* **Actions to take**:
A – According to the weekend account of building the two chambers, how many barrel bolts hold each chamber door to the exterior trim?
B – List everything that the weekend account of building the two chambers says will be run into both chambers.
C – Extend the weekend account of building the two chambers with new material that follows on from its final sentence.

* **Document segment**:

I hit the project hard this weekend, putting in around 12 hours both days. Yesterday, I started by sealing all of the internal foamboard seams with silicone latex caulk. Once I caulked them, I covered them with aluminum foil tape.





I then cut out my cable access channels for both chambers. I will be running power strips into both chambers in addition to the temp probe and wiring for the paint can/light bulb heaters.



Next, I dry fit all of the door panel trim work and clamped it all in place before screwing everything together. A lot of trial and error to get the right spacing, but it was a crucial step to ensure that each door would actually fit the opening.



I also cut out all of the vinyl flooring panels to eventually line the interior of both chambers. Here is the back panel roughly placed in one of the chambers.



Once all of the trim was laid out, I screwed everything in place and began some of the hardware installation. Each chamber door has two handles and four barrel bolts that hold it in place to the exterior trim. I went with the pull-off door method instead of hinged doors to minimize the amount of fuss I would have to mess with to get the right fit. We'll see how they perform. Here are a few shots of the doors in place and the hardware installed.

* **Data extract**:
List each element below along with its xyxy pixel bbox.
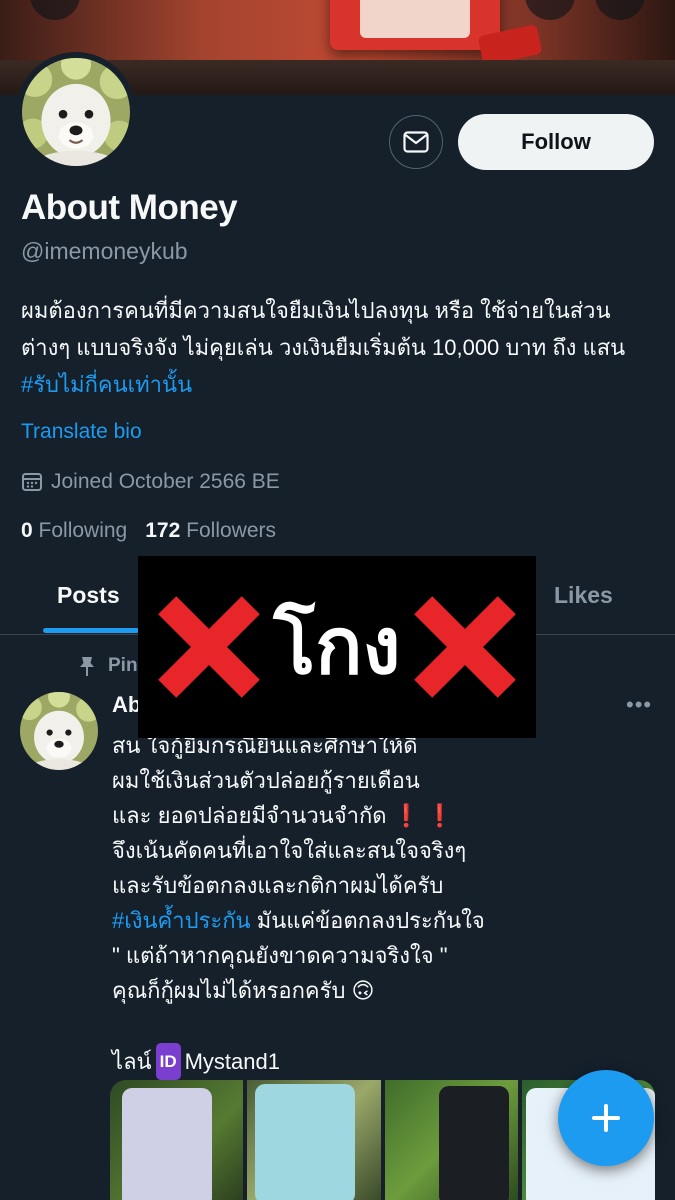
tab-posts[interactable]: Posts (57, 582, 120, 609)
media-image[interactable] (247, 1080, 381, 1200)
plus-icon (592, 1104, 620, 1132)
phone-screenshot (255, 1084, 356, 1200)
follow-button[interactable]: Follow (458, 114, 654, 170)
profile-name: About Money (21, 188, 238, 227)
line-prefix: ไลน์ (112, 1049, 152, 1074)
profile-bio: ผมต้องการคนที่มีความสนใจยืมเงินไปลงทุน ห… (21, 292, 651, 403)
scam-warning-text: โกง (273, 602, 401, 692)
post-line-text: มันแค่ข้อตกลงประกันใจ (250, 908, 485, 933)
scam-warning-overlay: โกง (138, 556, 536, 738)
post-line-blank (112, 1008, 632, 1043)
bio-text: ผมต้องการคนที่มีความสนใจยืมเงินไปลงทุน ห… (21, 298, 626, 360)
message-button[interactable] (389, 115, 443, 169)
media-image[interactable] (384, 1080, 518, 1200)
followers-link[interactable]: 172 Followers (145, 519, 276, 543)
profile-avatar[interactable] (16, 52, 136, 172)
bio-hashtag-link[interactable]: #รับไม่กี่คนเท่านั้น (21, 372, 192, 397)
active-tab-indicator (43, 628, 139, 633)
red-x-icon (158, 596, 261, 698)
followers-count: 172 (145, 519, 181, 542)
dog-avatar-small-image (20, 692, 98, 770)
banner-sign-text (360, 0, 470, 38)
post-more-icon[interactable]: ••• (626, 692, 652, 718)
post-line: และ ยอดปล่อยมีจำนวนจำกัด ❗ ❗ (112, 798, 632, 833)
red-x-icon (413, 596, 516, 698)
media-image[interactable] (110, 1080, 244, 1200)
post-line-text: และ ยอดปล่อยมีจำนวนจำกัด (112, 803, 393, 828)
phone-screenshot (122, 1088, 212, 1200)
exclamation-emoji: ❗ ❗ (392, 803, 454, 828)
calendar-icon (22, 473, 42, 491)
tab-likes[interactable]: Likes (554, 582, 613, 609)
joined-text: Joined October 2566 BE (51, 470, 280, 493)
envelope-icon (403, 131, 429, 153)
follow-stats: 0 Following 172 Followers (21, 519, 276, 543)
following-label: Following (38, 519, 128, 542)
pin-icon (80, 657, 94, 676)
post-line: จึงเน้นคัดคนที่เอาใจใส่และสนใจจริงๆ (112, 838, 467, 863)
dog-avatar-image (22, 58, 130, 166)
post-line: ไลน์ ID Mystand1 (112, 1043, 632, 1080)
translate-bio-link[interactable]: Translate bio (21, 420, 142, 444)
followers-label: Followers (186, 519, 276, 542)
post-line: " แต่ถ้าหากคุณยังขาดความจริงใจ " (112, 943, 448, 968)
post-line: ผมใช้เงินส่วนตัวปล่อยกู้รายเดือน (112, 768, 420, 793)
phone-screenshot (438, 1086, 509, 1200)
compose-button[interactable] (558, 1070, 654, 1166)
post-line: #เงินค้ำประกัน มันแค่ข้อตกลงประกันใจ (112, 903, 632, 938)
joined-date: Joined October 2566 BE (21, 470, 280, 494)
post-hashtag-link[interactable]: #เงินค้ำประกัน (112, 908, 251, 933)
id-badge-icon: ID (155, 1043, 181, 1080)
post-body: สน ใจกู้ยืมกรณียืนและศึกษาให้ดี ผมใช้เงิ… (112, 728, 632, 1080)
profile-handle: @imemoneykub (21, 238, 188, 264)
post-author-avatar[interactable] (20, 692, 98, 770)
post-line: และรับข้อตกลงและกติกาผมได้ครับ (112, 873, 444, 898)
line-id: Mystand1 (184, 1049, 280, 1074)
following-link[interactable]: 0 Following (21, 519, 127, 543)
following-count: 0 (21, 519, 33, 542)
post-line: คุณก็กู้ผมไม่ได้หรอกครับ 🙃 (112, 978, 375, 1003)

==

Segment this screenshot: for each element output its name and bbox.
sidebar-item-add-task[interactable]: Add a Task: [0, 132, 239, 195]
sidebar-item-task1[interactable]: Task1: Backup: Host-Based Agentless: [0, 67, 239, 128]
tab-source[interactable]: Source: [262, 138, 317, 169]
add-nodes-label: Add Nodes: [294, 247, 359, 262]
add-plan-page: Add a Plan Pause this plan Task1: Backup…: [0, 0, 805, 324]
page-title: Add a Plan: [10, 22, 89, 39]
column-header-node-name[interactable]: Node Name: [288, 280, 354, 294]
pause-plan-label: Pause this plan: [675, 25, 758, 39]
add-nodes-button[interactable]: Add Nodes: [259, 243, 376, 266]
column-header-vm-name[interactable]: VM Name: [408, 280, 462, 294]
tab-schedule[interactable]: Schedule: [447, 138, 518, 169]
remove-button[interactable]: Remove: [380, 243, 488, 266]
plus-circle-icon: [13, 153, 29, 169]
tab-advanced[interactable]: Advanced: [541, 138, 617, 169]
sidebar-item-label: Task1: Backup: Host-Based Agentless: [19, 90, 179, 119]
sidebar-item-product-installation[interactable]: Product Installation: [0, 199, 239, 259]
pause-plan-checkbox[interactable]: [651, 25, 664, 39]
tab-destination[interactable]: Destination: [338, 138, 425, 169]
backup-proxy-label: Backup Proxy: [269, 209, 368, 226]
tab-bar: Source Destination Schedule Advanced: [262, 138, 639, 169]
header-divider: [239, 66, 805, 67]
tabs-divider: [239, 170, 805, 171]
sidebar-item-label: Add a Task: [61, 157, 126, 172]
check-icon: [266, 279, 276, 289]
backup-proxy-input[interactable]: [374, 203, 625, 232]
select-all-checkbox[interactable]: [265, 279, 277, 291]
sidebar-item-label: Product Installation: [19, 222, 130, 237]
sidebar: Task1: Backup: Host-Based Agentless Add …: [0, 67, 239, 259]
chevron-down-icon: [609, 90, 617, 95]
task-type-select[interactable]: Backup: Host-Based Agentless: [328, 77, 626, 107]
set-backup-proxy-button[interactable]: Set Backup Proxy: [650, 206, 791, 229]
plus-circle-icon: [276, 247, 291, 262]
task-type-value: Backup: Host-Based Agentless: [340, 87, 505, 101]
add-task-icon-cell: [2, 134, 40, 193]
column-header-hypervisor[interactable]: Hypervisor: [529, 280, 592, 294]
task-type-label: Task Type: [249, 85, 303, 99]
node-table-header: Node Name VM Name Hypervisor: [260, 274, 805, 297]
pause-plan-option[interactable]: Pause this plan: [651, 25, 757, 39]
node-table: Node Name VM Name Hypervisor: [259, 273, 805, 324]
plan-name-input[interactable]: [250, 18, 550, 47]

* **Task-by-task results**:
A – Four

B –
- Power strips
- The temp probe
- Wiring for the paint can/light bulb heaters

C –
I was working on the project till late in the night on Saturday. SWMBO was even nice enough to hang out and keep me company while I installed the vinyl panels to the interior. She kept getting me fresh beers too! :mug:







That was enough for Saturday. I got up early Sunday and got right back to work on the chamber though.

I sealed all of the vinyl panel seams with clear silicone and made sure everything was well adhered to the chamber walls.






I spent most of the day getting the first coat of stain on everything. I went with Minwax "Sedona Red" in honor of my native Northern Arizona. I got a second coat on both of the chamber doors, but just one on the main cabinet. I also spray painted the smaller of the mini fridges black to match the other.









The last thing I did was to put a layer of vinyl on the chamber doors foam panels and tape the perimeter with foil tape.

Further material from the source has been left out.